FRAGMENTO SELECCIONADO:
Años antes me había dado cuenta de que la mujer no era considerada como forjadora y parte de la historia, concepción androcéntrica que dejaba fuera a la mitad de la población. Comencé a procesar la fichas que había acumulado desde l959 y me decidí a redactar el primer borrador. Luego de discutirlo con varias feministas europeas y latinoamericanas, entre ellas la Dra. Micha Lagos, que enriquecieron el texto, publiqué un ensayo titulado: Historia y Sociología de la Mujer latinoamericana, Ed. Fontamara, Barcelona, l98l. Nuevos estudios que realicé en Cuba, República Dominicana, Venezuela, Colombia, México y en conversaciones con las exiliadas chilenas, argentinas, uruguayas y brasileñas me motivaron a publicar otra contribución: La mitad invisible de la Historia. El protagonismo social de la mujer latinoamericana, Ed. Sudamericana-Planeta, Buenos Aires, l988.

INSTRUCCIÓN ESCRITA A:
Transcribe el fragmento sobre la historia de la mujer latinoamericana desde "Años antes me" hasta "Buenos Aires, l988.", ambos incluidos.
INSTRUCCIÓN ESCRITA B:
Según el fragmento sobre la historia de la mujer latinoamericana, ¿qué motivó la publicación de La mitad invisible de la Historia? Explícalo en una a tres oraciones.
INSTRUCCIÓN ESCRITA C:
Prosigue el fragmento sobre la historia de la mujer latinoamericana a partir de su última oración.
El listado no hace falta para resolver nada.

Datos de ubicación de elementos:
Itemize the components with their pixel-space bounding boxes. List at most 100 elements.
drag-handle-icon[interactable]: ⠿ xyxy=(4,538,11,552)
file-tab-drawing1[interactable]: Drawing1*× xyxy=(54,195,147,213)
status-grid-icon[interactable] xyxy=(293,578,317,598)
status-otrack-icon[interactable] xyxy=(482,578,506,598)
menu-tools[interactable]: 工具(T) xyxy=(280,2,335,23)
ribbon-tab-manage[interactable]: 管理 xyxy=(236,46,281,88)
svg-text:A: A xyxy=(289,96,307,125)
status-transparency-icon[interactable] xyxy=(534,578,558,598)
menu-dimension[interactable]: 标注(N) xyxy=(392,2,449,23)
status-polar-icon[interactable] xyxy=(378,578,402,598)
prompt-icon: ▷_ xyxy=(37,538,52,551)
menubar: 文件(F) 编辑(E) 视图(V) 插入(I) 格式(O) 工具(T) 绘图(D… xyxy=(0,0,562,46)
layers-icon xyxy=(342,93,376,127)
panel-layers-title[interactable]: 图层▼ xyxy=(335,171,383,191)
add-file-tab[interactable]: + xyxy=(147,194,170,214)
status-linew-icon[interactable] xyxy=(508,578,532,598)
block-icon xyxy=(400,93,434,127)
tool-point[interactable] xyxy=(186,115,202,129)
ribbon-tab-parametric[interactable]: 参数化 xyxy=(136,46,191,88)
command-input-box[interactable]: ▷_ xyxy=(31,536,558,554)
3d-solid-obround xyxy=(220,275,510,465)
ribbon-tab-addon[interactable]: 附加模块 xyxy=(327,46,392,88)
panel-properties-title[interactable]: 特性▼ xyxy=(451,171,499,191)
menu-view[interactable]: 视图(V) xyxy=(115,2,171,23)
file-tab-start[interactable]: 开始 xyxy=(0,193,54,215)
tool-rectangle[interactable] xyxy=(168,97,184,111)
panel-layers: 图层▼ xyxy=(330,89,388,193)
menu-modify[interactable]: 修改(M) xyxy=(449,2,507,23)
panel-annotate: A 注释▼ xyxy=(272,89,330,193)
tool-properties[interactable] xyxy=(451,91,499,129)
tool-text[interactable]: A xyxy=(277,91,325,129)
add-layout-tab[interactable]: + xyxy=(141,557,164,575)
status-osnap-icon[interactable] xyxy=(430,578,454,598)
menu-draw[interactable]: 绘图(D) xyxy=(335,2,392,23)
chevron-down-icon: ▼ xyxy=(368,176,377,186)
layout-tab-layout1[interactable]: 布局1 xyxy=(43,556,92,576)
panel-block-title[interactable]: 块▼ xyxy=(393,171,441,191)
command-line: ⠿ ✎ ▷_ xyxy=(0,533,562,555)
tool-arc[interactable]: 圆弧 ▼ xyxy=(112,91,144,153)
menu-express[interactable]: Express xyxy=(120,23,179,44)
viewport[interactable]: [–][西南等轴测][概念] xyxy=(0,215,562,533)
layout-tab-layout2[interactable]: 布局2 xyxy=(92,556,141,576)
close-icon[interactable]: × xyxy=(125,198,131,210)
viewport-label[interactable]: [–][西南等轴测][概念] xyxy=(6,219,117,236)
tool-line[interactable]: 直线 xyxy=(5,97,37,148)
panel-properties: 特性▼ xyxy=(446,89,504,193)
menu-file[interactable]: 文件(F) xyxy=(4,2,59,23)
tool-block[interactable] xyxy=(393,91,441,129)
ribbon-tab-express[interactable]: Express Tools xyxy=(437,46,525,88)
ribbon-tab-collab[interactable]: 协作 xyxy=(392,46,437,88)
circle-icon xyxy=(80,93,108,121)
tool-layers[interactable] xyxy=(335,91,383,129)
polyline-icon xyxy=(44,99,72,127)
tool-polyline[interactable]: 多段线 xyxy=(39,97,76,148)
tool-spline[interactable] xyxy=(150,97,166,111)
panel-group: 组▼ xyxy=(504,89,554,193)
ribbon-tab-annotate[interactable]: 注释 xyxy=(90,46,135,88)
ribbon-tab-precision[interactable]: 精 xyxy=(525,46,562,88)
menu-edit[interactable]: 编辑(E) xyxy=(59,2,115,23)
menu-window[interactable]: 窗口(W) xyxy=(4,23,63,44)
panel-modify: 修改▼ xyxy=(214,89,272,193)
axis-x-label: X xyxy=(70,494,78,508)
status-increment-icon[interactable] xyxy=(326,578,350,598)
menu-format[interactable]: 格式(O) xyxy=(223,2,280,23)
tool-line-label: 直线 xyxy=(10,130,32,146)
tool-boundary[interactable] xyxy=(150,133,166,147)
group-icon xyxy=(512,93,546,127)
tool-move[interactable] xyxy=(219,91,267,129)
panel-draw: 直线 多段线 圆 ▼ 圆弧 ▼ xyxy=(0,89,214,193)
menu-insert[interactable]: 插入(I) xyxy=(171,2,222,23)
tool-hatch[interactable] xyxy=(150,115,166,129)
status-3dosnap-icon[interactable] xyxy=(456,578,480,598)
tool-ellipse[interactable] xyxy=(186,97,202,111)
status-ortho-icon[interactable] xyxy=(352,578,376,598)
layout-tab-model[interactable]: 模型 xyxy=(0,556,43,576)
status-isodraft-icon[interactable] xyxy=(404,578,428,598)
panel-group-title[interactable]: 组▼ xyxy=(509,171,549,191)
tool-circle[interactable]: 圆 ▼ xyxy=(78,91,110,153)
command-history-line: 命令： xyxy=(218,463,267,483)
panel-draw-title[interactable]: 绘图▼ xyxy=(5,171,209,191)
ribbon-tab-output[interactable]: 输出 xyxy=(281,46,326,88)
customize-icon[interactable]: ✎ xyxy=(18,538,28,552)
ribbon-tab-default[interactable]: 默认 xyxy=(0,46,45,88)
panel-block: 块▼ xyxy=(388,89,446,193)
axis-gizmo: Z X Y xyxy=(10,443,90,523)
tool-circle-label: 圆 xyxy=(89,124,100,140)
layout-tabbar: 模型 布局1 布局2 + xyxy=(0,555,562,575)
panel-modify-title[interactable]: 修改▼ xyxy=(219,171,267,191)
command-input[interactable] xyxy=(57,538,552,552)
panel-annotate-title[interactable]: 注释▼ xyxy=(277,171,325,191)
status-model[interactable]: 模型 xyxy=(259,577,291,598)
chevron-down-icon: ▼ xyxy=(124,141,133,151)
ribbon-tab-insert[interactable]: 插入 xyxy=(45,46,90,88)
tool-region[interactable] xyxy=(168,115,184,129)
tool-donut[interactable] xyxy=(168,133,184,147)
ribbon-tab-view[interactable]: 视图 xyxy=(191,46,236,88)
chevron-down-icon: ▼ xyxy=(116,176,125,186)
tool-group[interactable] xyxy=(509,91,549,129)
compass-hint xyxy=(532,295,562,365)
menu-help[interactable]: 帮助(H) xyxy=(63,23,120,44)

RESPUESTA ESPERADA A:
Años antes me había dado cuenta de que la mujer no era considerada como forjadora y parte de la historia, concepción androcéntrica que dejaba fuera a la mitad de la población. Comencé a procesar la fichas que había acumulado desde l959 y me decidí a redactar el primer borrador. Luego de discutirlo con varias feministas europeas y latinoamericanas, entre ellas la Dra. Micha Lagos, que enriquecieron el texto, publiqué un ensayo titulado: Historia y Sociología de la Mujer latinoamericana, Ed. Fontamara, Barcelona, l98l. Nuevos estudios que realicé en Cuba, República Dominicana, Venezuela, Colombia, México y en conversaciones con las exiliadas chilenas, argentinas, uruguayas y brasileñas me motivaron a publicar otra contribución: La mitad invisible de la Historia. El protagonismo social de la mujer latinoamericana, Ed. Sudamericana-Planeta, Buenos Aires, l988.

RESPUESTA ESPERADA B:
La motivaron los nuevos estudios realizados en Cuba, República Dominicana, Venezuela, Colombia y México. También influyeron las conversaciones con las exiliadas chilenas, argentinas, uruguayas y brasileñas.

RESPUESTA ESPERADA C:
Asimismo, me preocupaba la ausencia, en los libros, de los Pueblos Originarios, a los cuales se les llamaba peyorativamente indios, en la historiografía tradicional. Obviamente, ésta no podía dejar de mencionarlos en el período denominado «Prehistoria» ni menos omitir su participación en la Resistencia a la invasión española y portuguesa. Sin embargo, dejó de considerarlos en el estudio de los siglos XIX y XX, como si se hubieran extinguido. En rigor, no puede comprenderse nuestra historia si no se analiza el papel que han jugado hasta el presente los Pueblos Originarios y las diversas formas de mestizaje. De esta toma de conciencia histórica surgieron mis trabajos: Historia del Movimiento Indígena de Chile, publicado por el Comité Regional Indígena de Suramérica, Caracas, l980; más tarde «Los Pueblos Originarios», Ed. CELA, Santiago, l992; «500 años de Resistencia Indígena» por la misma editorial y Chiapas, con todas las fuerzas de la historia, editado por el Instituto de Investigación de Movimientos Sociales «Pedro Vuskovic», l994, como síntesis de la historia de luchas de los Pueblos Originarios de México.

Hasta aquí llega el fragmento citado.